Make an exact copy of the records, dropping all pictures.

(Data entries for graphics)
---

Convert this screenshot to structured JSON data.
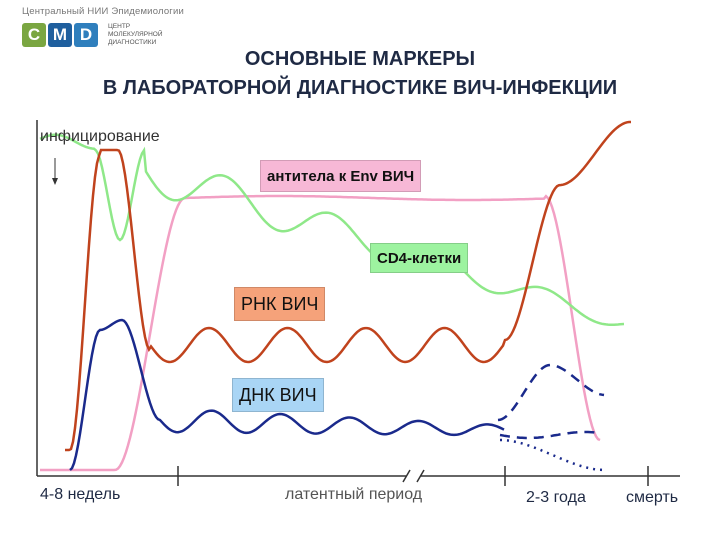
{
  "header": {
    "org_line": "Центральный НИИ Эпидемиологии",
    "logo_letters": [
      "C",
      "M",
      "D"
    ],
    "logo_text": "ЦЕНТР МОЛЕКУЛЯРНОЙ ДИАГНОСТИКИ"
  },
  "title": {
    "line1": "ОСНОВНЫЕ МАРКЕРЫ",
    "line2": "В ЛАБОРАТОРНОЙ ДИАГНОСТИКЕ ВИЧ-ИНФЕКЦИИ"
  },
  "annotations": {
    "infection": "инфицирование"
  },
  "series_labels": {
    "antibodies": "антитела к Env ВИЧ",
    "cd4": "CD4-клетки",
    "rna": "РНК ВИЧ",
    "dna": "ДНК ВИЧ"
  },
  "axis": {
    "ticks": [
      "4-8 недель",
      "латентный период",
      "2-3 года",
      "смерть"
    ]
  },
  "colors": {
    "antibodies": "#f2a0c4",
    "antibodies_box": "#f7b8d6",
    "cd4": "#8fe889",
    "cd4_box": "#9df3a0",
    "rna": "#c0431d",
    "rna_box": "#f5a27a",
    "dna": "#1a2a8c",
    "dna_box": "#a9d5f5"
  }
}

---

#### RESULT BELOW:
Convert this screenshot to structured JSON data.
{
  "header": {
    "org_line": "Центральный НИИ Эпидемиологии",
    "logo_letters": [
      "C",
      "M",
      "D"
    ],
    "logo_text": "ЦЕНТР МОЛЕКУЛЯРНОЙ ДИАГНОСТИКИ"
  },
  "title": {
    "line1": "ОСНОВНЫЕ МАРКЕРЫ",
    "line2": "В ЛАБОРАТОРНОЙ ДИАГНОСТИКЕ ВИЧ-ИНФЕКЦИИ"
  },
  "annotations": {
    "infection": "инфицирование"
  },
  "series_labels": {
    "antibodies": "антитела к Env ВИЧ",
    "cd4": "CD4-клетки",
    "rna": "РНК ВИЧ",
    "dna": "ДНК ВИЧ"
  },
  "axis": {
    "ticks": [
      "4-8 недель",
      "латентный период",
      "2-3 года",
      "смерть"
    ]
  },
  "colors": {
    "antibodies": "#f2a0c4",
    "antibodies_box": "#f7b8d6",
    "cd4": "#8fe889",
    "cd4_box": "#9df3a0",
    "rna": "#c0431d",
    "rna_box": "#f5a27a",
    "dna": "#1a2a8c",
    "dna_box": "#a9d5f5"
  }
}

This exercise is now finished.